#### Exercise
Find each line holding "NATEF" and copy it out.

Dataset entries
======
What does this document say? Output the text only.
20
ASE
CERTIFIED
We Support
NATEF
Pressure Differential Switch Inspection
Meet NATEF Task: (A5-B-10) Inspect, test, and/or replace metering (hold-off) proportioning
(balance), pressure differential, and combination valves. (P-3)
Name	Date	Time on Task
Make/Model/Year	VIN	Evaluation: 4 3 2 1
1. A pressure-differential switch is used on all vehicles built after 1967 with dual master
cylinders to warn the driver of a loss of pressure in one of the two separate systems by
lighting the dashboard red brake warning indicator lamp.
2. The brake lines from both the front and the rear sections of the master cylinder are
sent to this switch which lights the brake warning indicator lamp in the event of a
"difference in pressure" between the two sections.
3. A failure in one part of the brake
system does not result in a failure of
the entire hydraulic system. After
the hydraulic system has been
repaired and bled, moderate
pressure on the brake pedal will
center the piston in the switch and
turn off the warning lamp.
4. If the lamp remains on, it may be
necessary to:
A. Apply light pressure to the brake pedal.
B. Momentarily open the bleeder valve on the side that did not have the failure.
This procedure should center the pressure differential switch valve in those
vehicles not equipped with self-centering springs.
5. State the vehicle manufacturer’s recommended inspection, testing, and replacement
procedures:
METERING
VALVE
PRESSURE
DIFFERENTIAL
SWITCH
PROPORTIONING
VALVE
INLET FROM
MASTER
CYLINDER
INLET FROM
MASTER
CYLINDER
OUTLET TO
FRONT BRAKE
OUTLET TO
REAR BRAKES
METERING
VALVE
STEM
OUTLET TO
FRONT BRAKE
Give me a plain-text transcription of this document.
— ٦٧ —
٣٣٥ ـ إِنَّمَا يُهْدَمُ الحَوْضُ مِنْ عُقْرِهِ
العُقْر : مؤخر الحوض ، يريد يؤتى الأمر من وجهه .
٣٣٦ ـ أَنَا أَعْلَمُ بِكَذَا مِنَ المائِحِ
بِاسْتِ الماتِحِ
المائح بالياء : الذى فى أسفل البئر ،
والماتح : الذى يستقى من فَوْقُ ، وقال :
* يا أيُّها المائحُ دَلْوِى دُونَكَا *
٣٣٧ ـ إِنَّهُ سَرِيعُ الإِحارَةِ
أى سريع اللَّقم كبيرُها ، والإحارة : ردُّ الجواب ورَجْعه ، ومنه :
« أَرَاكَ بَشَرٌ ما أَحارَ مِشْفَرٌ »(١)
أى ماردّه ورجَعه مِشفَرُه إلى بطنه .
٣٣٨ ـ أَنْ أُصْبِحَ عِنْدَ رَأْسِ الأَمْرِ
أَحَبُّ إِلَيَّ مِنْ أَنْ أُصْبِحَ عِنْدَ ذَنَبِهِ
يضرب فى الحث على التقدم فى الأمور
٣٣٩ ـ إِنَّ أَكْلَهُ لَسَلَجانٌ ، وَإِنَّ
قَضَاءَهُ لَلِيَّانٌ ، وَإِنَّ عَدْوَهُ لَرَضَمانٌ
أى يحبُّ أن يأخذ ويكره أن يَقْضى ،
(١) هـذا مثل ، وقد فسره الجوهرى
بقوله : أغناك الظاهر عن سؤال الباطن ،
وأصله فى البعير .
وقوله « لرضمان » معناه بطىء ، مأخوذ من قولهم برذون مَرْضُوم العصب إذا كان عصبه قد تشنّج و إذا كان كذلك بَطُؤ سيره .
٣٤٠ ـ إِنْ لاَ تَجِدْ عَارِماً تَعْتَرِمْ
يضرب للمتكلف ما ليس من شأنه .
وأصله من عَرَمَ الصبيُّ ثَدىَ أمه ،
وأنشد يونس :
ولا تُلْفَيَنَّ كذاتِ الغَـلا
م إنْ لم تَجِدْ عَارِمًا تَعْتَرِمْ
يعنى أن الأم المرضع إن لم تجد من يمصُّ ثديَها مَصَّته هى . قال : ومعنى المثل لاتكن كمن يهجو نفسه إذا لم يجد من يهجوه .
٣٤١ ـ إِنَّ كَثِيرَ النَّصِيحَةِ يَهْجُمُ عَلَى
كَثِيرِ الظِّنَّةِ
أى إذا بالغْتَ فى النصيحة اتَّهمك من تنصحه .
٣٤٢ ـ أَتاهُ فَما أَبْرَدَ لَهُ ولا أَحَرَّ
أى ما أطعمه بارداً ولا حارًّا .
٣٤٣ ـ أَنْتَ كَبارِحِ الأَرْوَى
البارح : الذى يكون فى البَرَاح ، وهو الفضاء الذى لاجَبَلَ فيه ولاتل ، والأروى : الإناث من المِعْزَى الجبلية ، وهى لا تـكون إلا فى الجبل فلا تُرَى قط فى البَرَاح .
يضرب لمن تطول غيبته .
======
#### Finished task
NATEF
Meet NATEF Task: (A5-B-10) Inspect, test, and/or replace metering (hold-off) proportioning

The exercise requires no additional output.